begin

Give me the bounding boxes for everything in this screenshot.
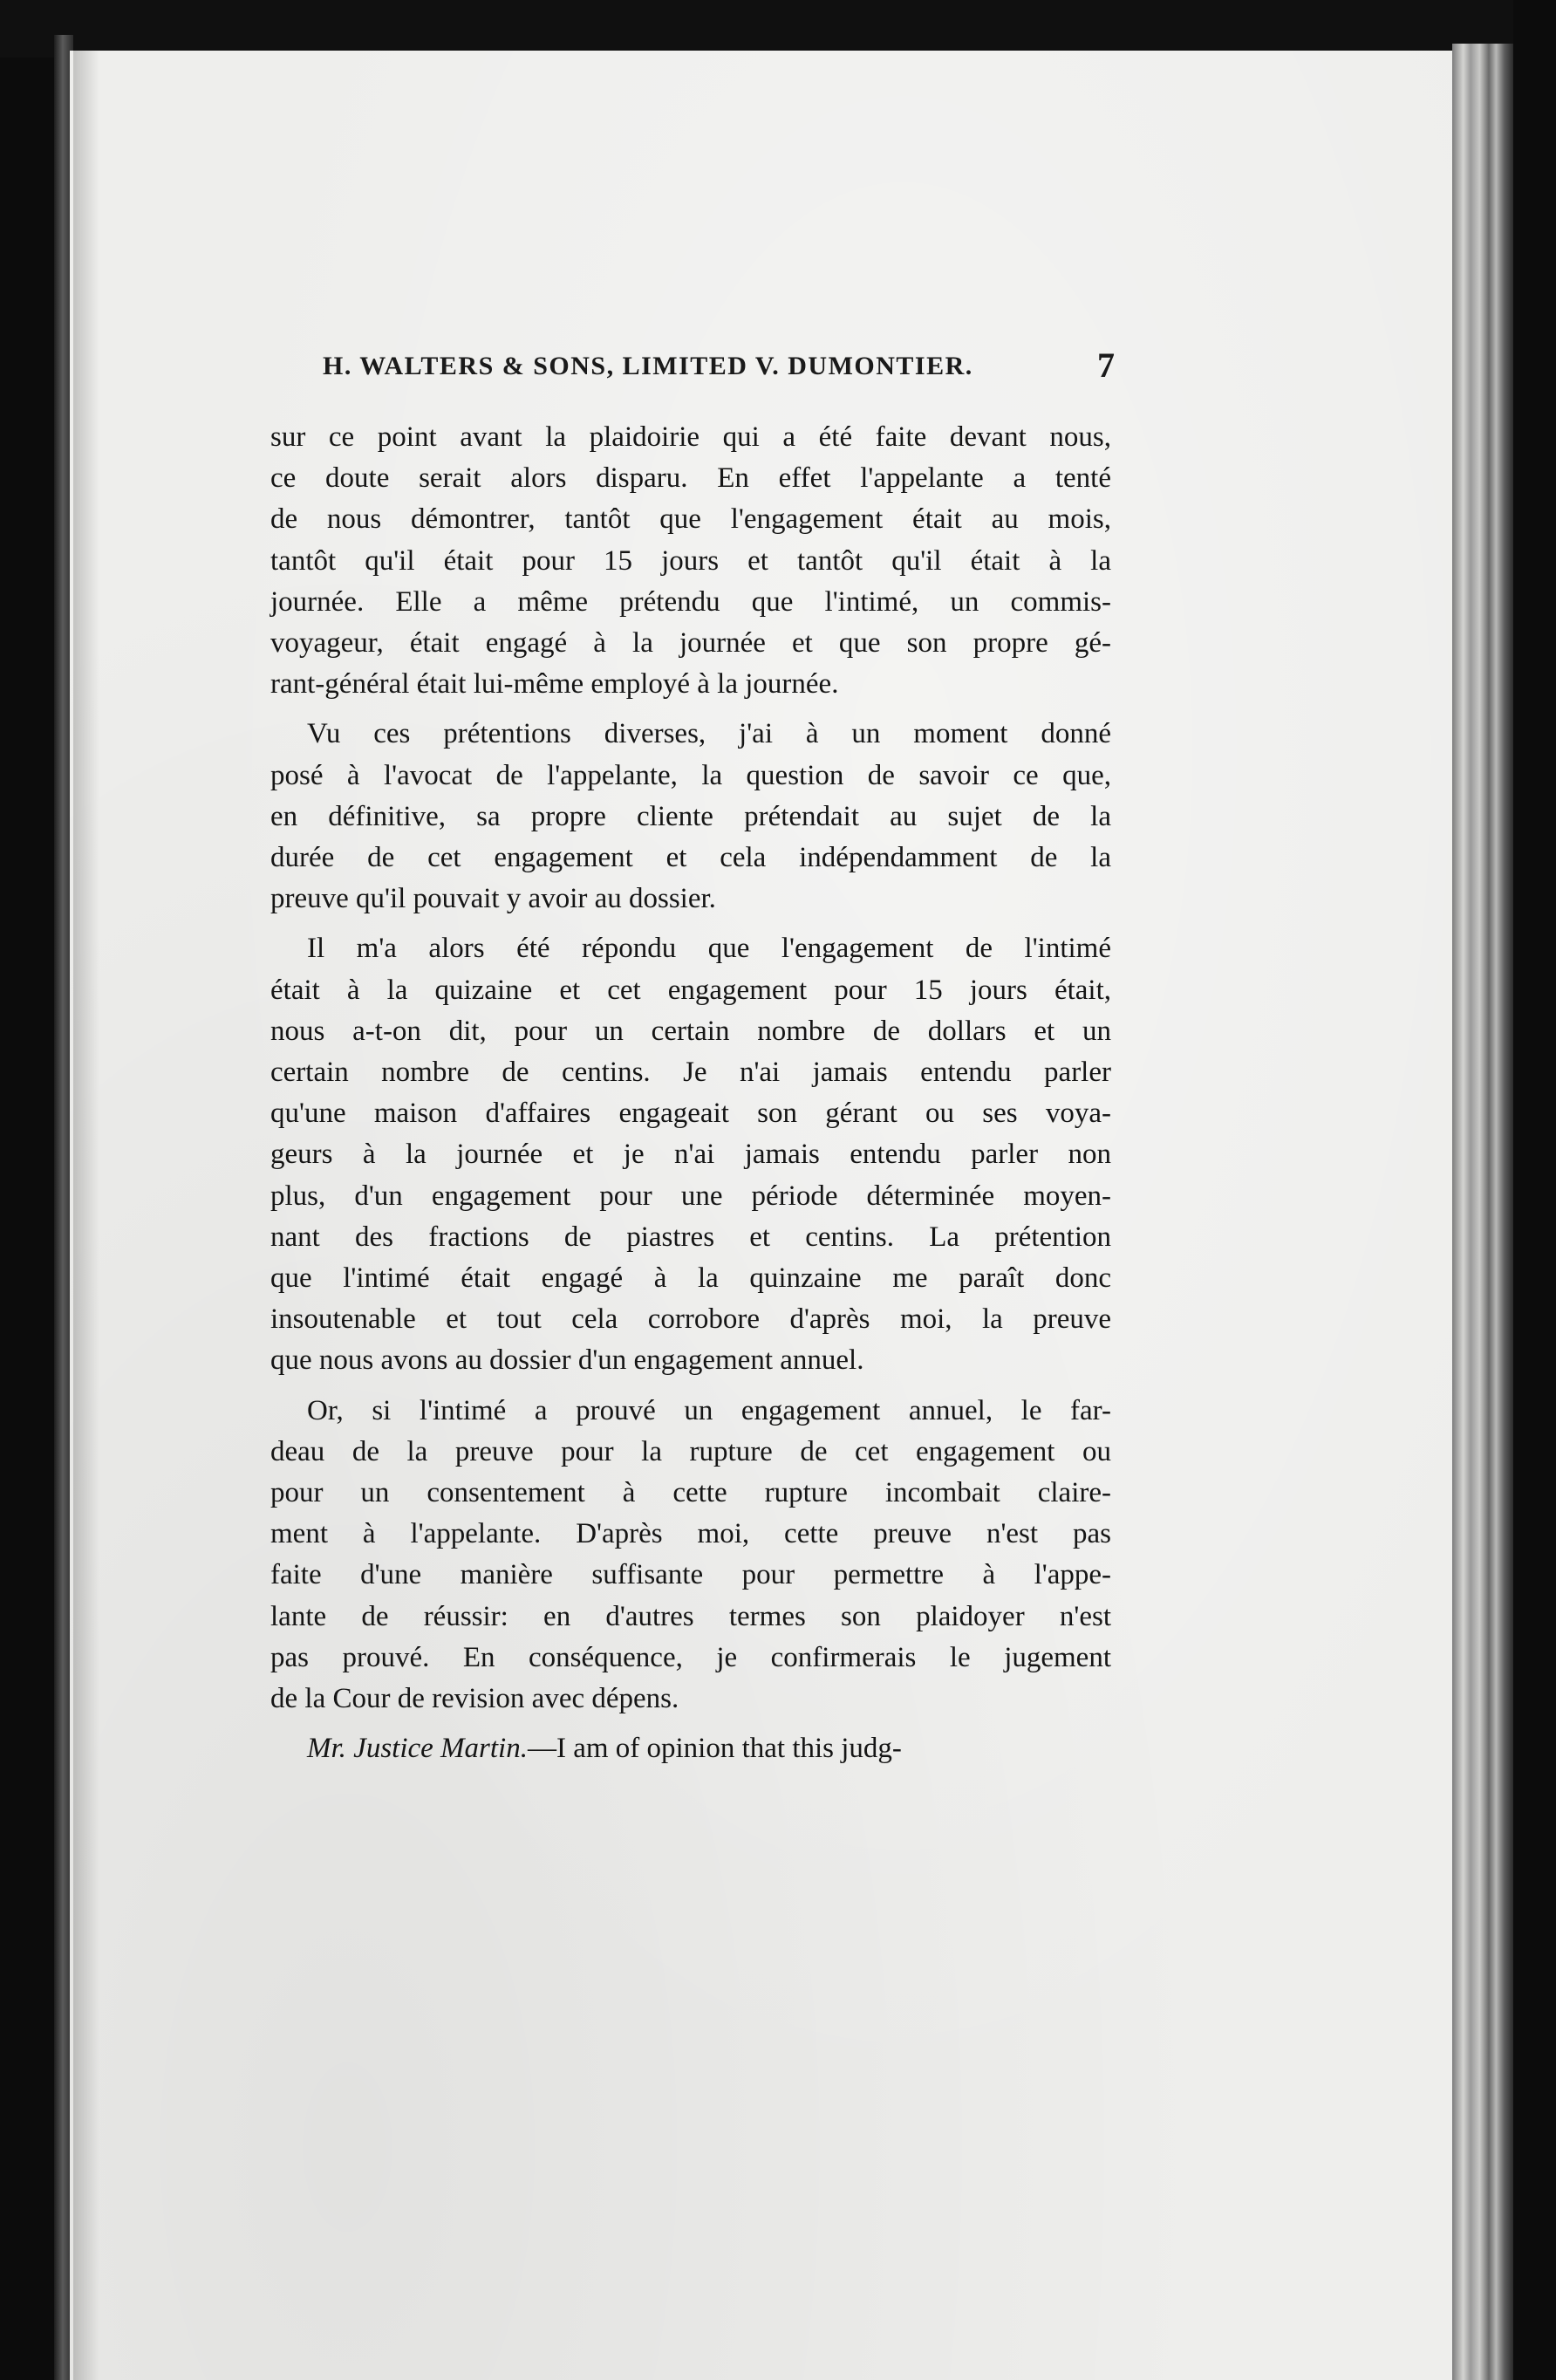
- text-line: que nous avons au dossier d'un engagement annuel.: [270, 1344, 864, 1377]
- paragraph-2: [270, 714, 1111, 920]
- paragraph-5: [270, 1728, 1111, 1769]
- text-line: [270, 1728, 1111, 1769]
- text-line: ce doute serait alors disparu. En effet l'appelante a tenté: [270, 462, 1111, 495]
- text-line: qu'une maison d'affaires engageait son gérant ou ses voya-: [270, 1098, 1111, 1130]
- text-line: Or, si l'intimé a prouvé un engagement annuel, le far-: [307, 1394, 1111, 1426]
- text-line: pour un consentement à cette rupture incombait claire-: [270, 1477, 1111, 1509]
- text-line: faite d'une manière suffisante pour permettre à l'appe-: [270, 1559, 1111, 1591]
- text-line: deau de la preuve pour la rupture de cet engagement ou: [270, 1435, 1111, 1467]
- text-line: de la Cour de revision avec dépens.: [270, 1683, 679, 1715]
- text-line: tantôt qu'il était pour 15 jours et tantôt qu'il était à la: [270, 544, 1111, 577]
- text-line: journée. Elle a même prétendu que l'intimé, un commis-: [270, 585, 1111, 618]
- body-text: [270, 417, 1111, 1779]
- text-line: nant des fractions de piastres et centins. La prétention: [270, 1221, 1111, 1253]
- paragraph-1: [270, 417, 1111, 705]
- text-line: pas prouvé. En conséquence, je confirmerais le jugement: [270, 1641, 1111, 1673]
- text-line: preuve qu'il pouvait y avoir au dossier.: [270, 883, 716, 915]
- text-line: en définitive, sa propre cliente prétendait au sujet de la: [270, 800, 1111, 832]
- text-line: durée de cet engagement et cela indépendamment de la: [270, 842, 1111, 874]
- text-line: de nous démontrer, tantôt que l'engagement était au mois,: [270, 503, 1111, 536]
- text-line: sur ce point avant la plaidoirie qui a été faite devant nous,: [270, 421, 1111, 453]
- page-gutter-shadow: [73, 51, 99, 2380]
- text-line: Vu ces prétentions diverses, j'ai à un moment donné: [307, 718, 1111, 750]
- text-line: rant-général était lui-même employé à la journée.: [270, 668, 839, 701]
- text-line: ment à l'appelante. D'après moi, cette preuve n'est pas: [270, 1518, 1111, 1550]
- text-line: était à la quizaine et cet engagement pour 15 jours était,: [270, 974, 1111, 1006]
- text-line: que l'intimé était engagé à la quinzaine me paraît donc: [270, 1262, 1111, 1295]
- scan-top-border: [0, 0, 1556, 58]
- scan-right-border: [1513, 0, 1556, 2380]
- paragraph-3: [270, 928, 1111, 1381]
- text-line: insoutenable et tout cela corrobore d'après moi, la preuve: [270, 1303, 1111, 1336]
- text-line: geurs à la journée et je n'ai jamais entendu parler non: [270, 1139, 1111, 1171]
- text-line: Il m'a alors été répondu que l'engagement de l'intimé: [307, 933, 1111, 965]
- text-line: certain nombre de centins. Je n'ai jamais entendu parler: [270, 1057, 1111, 1089]
- speaker-name: Mr. Justice Martin.: [307, 1733, 528, 1765]
- text-line: nous a-t-on dit, pour un certain nombre de dollars et un: [270, 1015, 1111, 1047]
- running-head: H. WALTERS & SONS, LIMITED V. DUMONTIER.: [323, 352, 973, 380]
- page-number: 7: [1097, 345, 1115, 385]
- page-stack-edge: [1452, 44, 1513, 2380]
- text-line: lante de réussir: en d'autres termes son plaidoyer n'est: [270, 1600, 1111, 1632]
- text-line: plus, d'un engagement pour une période déterminée moyen-: [270, 1180, 1111, 1212]
- speaker-text: —I am of opinion that this judg-: [527, 1733, 902, 1765]
- page-header: [323, 345, 1115, 388]
- text-line: posé à l'avocat de l'appelante, la question de savoir ce que,: [270, 759, 1111, 791]
- paragraph-4: [270, 1391, 1111, 1720]
- text-line: voyageur, était engagé à la journée et que son propre gé-: [270, 627, 1111, 660]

end

*Given task:*
Write out all of the material above line for line and unchanged, leaving out the picture.

*Written solution:*
Give me the bounding boxes for everything in this screenshot.
- text-line: que nous avons au dossier d'un engagement annuel.: [270, 1344, 864, 1377]
- paragraph-2: [270, 714, 1111, 920]
- paragraph-5: [270, 1728, 1111, 1769]
- text-line: [270, 1728, 1111, 1769]
- text-line: ce doute serait alors disparu. En effet l'appelante a tenté: [270, 462, 1111, 495]
- text-line: qu'une maison d'affaires engageait son gérant ou ses voya-: [270, 1098, 1111, 1130]
- text-line: Or, si l'intimé a prouvé un engagement annuel, le far-: [307, 1394, 1111, 1426]
- text-line: pour un consentement à cette rupture incombait claire-: [270, 1477, 1111, 1509]
- text-line: faite d'une manière suffisante pour permettre à l'appe-: [270, 1559, 1111, 1591]
- text-line: deau de la preuve pour la rupture de cet engagement ou: [270, 1435, 1111, 1467]
- text-line: de la Cour de revision avec dépens.: [270, 1683, 679, 1715]
- text-line: tantôt qu'il était pour 15 jours et tantôt qu'il était à la: [270, 544, 1111, 577]
- text-line: journée. Elle a même prétendu que l'intimé, un commis-: [270, 585, 1111, 618]
- body-text: [270, 417, 1111, 1779]
- text-line: nant des fractions de piastres et centins. La prétention: [270, 1221, 1111, 1253]
- paragraph-1: [270, 417, 1111, 705]
- text-line: pas prouvé. En conséquence, je confirmerais le jugement: [270, 1641, 1111, 1673]
- text-line: preuve qu'il pouvait y avoir au dossier.: [270, 883, 716, 915]
- text-line: en définitive, sa propre cliente prétendait au sujet de la: [270, 800, 1111, 832]
- text-line: durée de cet engagement et cela indépendamment de la: [270, 842, 1111, 874]
- text-line: de nous démontrer, tantôt que l'engagement était au mois,: [270, 503, 1111, 536]
- text-line: sur ce point avant la plaidoirie qui a été faite devant nous,: [270, 421, 1111, 453]
- page-gutter-shadow: [73, 51, 99, 2380]
- text-line: Vu ces prétentions diverses, j'ai à un moment donné: [307, 718, 1111, 750]
- text-line: rant-général était lui-même employé à la journée.: [270, 668, 839, 701]
- text-line: ment à l'appelante. D'après moi, cette preuve n'est pas: [270, 1518, 1111, 1550]
- text-line: était à la quizaine et cet engagement pour 15 jours était,: [270, 974, 1111, 1006]
- text-line: que l'intimé était engagé à la quinzaine me paraît donc: [270, 1262, 1111, 1295]
- scan-top-border: [0, 0, 1556, 58]
- scan-right-border: [1513, 0, 1556, 2380]
- paragraph-3: [270, 928, 1111, 1381]
- text-line: insoutenable et tout cela corrobore d'après moi, la preuve: [270, 1303, 1111, 1336]
- text-line: geurs à la journée et je n'ai jamais entendu parler non: [270, 1139, 1111, 1171]
- text-line: Il m'a alors été répondu que l'engagement de l'intimé: [307, 933, 1111, 965]
- text-line: certain nombre de centins. Je n'ai jamais entendu parler: [270, 1057, 1111, 1089]
- speaker-name: Mr. Justice Martin.: [307, 1733, 528, 1765]
- text-line: nous a-t-on dit, pour un certain nombre de dollars et un: [270, 1015, 1111, 1047]
- running-head: H. WALTERS & SONS, LIMITED V. DUMONTIER.: [323, 352, 973, 380]
- page-number: 7: [1097, 345, 1115, 385]
- page-stack-edge: [1452, 44, 1513, 2380]
- text-line: lante de réussir: en d'autres termes son plaidoyer n'est: [270, 1600, 1111, 1632]
- text-line: plus, d'un engagement pour une période déterminée moyen-: [270, 1180, 1111, 1212]
- speaker-text: —I am of opinion that this judg-: [527, 1733, 902, 1765]
- page-header: [323, 345, 1115, 388]
- text-line: posé à l'avocat de l'appelante, la question de savoir ce que,: [270, 759, 1111, 791]
- paragraph-4: [270, 1391, 1111, 1720]
- text-line: voyageur, était engagé à la journée et que son propre gé-: [270, 627, 1111, 660]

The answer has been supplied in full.